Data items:

════════

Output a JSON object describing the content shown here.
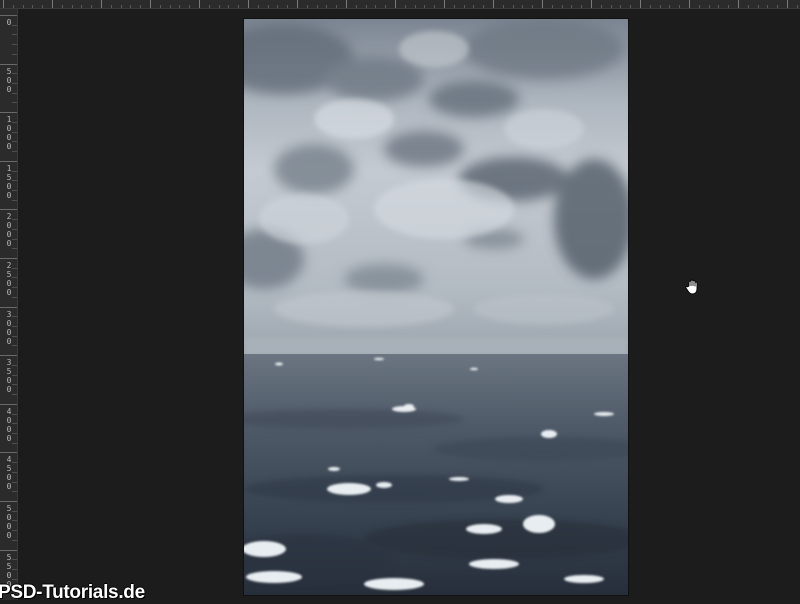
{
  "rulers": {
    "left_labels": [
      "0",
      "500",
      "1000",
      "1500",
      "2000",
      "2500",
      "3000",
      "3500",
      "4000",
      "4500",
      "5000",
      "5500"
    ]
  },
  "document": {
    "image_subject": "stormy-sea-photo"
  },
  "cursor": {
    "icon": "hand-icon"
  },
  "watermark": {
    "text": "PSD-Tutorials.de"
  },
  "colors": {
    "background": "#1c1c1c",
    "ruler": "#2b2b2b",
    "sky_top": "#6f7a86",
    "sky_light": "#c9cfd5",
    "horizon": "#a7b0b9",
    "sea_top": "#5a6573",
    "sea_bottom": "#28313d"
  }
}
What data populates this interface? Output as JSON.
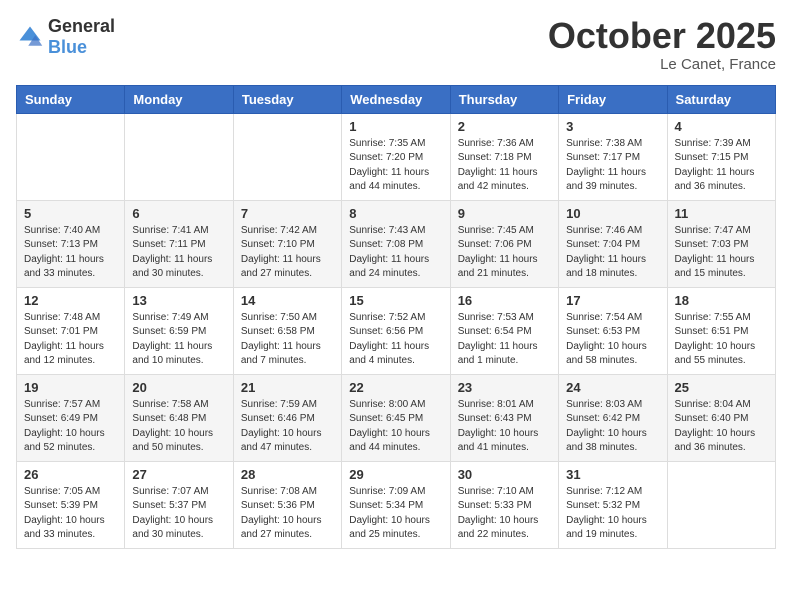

════════

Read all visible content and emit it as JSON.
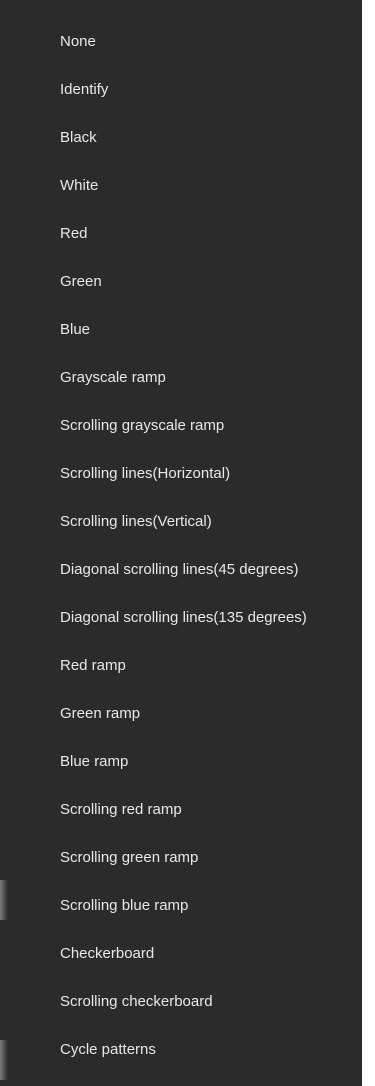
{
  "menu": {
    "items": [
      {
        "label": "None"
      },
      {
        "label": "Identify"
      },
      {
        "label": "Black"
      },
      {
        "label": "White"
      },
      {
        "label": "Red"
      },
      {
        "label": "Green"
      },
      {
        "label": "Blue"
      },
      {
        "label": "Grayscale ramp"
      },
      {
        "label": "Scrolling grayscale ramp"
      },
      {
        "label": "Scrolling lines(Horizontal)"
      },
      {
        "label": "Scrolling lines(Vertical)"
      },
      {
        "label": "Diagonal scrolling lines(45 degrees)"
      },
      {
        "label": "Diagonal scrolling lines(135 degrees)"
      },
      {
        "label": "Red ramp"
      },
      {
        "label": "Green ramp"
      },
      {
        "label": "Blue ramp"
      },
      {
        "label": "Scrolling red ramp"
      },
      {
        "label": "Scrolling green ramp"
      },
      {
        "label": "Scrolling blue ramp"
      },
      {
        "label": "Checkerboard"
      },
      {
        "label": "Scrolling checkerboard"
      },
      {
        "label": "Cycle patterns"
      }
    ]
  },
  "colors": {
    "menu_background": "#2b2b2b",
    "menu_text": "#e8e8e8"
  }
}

════════

▶ TASK PROMPT
In the listing above, find each line with the word "lines" and copy it.

▶ REPLY
        "label": "Scrolling lines(Horizontal)"
        "label": "Scrolling lines(Vertical)"
        "label": "Diagonal scrolling lines(45 degrees)"
        "label": "Diagonal scrolling lines(135 degrees)"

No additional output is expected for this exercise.